** start Available records **

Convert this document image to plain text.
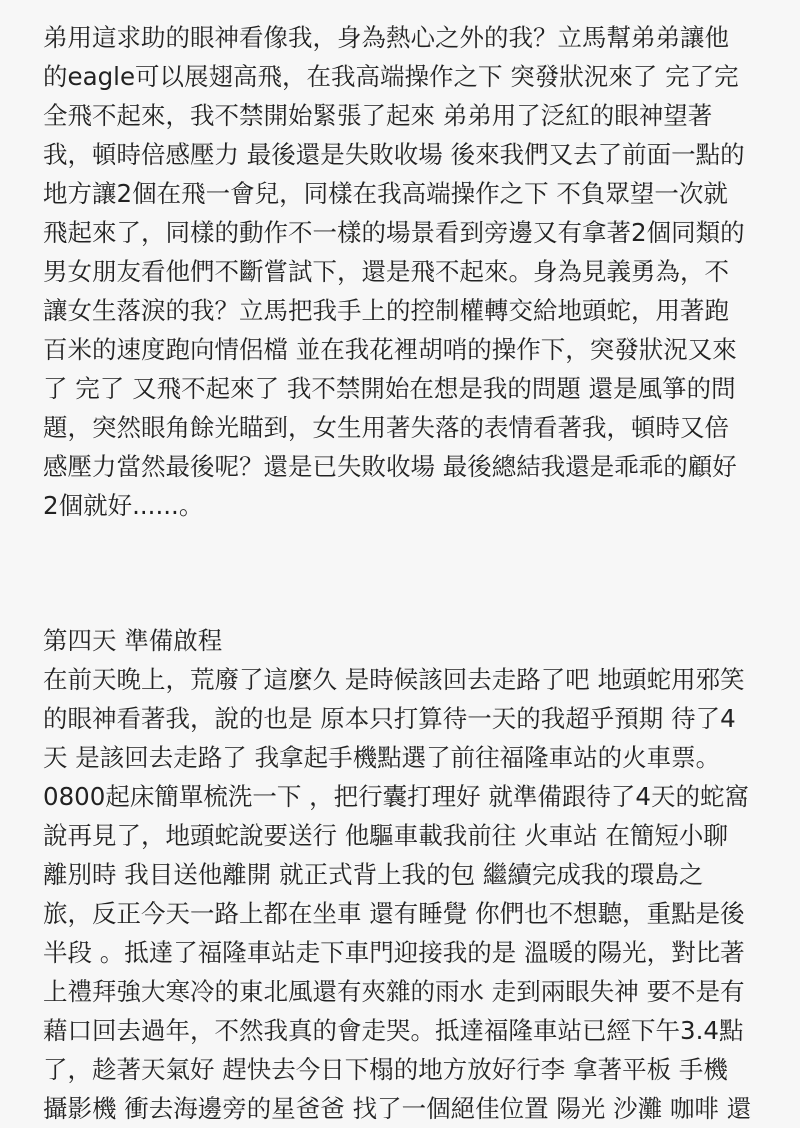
弟用這求助的眼神看像我，身為熱心之外的我？立馬幫弟弟讓他
的eagle可以展翅高飛，在我高端操作之下 突發狀況來了 完了完
全飛不起來，我不禁開始緊張了起來 弟弟用了泛紅的眼神望著
我，頓時倍感壓力 最後還是失敗收場 後來我們又去了前面一點的
地方讓2個在飛一會兒，同樣在我高端操作之下 不負眾望一次就
飛起來了，同樣的動作不一樣的場景看到旁邊又有拿著2個同類的
男女朋友看他們不斷嘗試下，還是飛不起來。身為見義勇為，不
讓女生落淚的我？立馬把我手上的控制權轉交給地頭蛇，用著跑
百米的速度跑向情侶檔 並在我花裡胡哨的操作下，突發狀況又來
了 完了 又飛不起來了 我不禁開始在想是我的問題 還是風箏的問
題，突然眼角餘光瞄到，女生用著失落的表情看著我，頓時又倍
感壓力當然最後呢？還是已失敗收場 最後總結我還是乖乖的顧好
2個就好......。
第四天 準備啟程
在前天晚上，荒廢了這麼久 是時候該回去走路了吧 地頭蛇用邪笑
的眼神看著我，說的也是 原本只打算待一天的我超乎預期 待了4
天 是該回去走路了 我拿起手機點選了前往福隆車站的火車票。
0800起床簡單梳洗一下 ，把行囊打理好 就準備跟待了4天的蛇窩
說再見了，地頭蛇說要送行 他驅車載我前往 火車站 在簡短小聊
離別時 我目送他離開 就正式背上我的包 繼續完成我的環島之
旅，反正今天一路上都在坐車 還有睡覺 你們也不想聽，重點是後
半段 。抵達了福隆車站走下車門迎接我的是 溫暖的陽光，對比著
上禮拜強大寒冷的東北風還有夾雜的雨水 走到兩眼失神 要不是有
藉口回去過年，不然我真的會走哭。抵達福隆車站已經下午3.4點
了，趁著天氣好 趕快去今日下榻的地方放好行李 拿著平板 手機
攝影機 衝去海邊旁的星爸爸 找了一個絕佳位置 陽光 沙灘 咖啡 還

** end Available records **

(Written task):
Every entry must be reproduced exactly, with the images left out.

(Task result):
Convert this document image to plain text.
弟用這求助的眼神看像我，身為熱心之外的我？立馬幫弟弟讓他
的eagle可以展翅高飛，在我高端操作之下 突發狀況來了 完了完
全飛不起來，我不禁開始緊張了起來 弟弟用了泛紅的眼神望著
我，頓時倍感壓力 最後還是失敗收場 後來我們又去了前面一點的
地方讓2個在飛一會兒，同樣在我高端操作之下 不負眾望一次就
飛起來了，同樣的動作不一樣的場景看到旁邊又有拿著2個同類的
男女朋友看他們不斷嘗試下，還是飛不起來。身為見義勇為，不
讓女生落淚的我？立馬把我手上的控制權轉交給地頭蛇，用著跑
百米的速度跑向情侶檔 並在我花裡胡哨的操作下，突發狀況又來
了 完了 又飛不起來了 我不禁開始在想是我的問題 還是風箏的問
題，突然眼角餘光瞄到，女生用著失落的表情看著我，頓時又倍
感壓力當然最後呢？還是已失敗收場 最後總結我還是乖乖的顧好
2個就好......。
第四天 準備啟程
在前天晚上，荒廢了這麼久 是時候該回去走路了吧 地頭蛇用邪笑
的眼神看著我，說的也是 原本只打算待一天的我超乎預期 待了4
天 是該回去走路了 我拿起手機點選了前往福隆車站的火車票。
0800起床簡單梳洗一下 ，把行囊打理好 就準備跟待了4天的蛇窩
說再見了，地頭蛇說要送行 他驅車載我前往 火車站 在簡短小聊
離別時 我目送他離開 就正式背上我的包 繼續完成我的環島之
旅，反正今天一路上都在坐車 還有睡覺 你們也不想聽，重點是後
半段 。抵達了福隆車站走下車門迎接我的是 溫暖的陽光，對比著
上禮拜強大寒冷的東北風還有夾雜的雨水 走到兩眼失神 要不是有
藉口回去過年，不然我真的會走哭。抵達福隆車站已經下午3.4點
了，趁著天氣好 趕快去今日下榻的地方放好行李 拿著平板 手機
攝影機 衝去海邊旁的星爸爸 找了一個絕佳位置 陽光 沙灘 咖啡 還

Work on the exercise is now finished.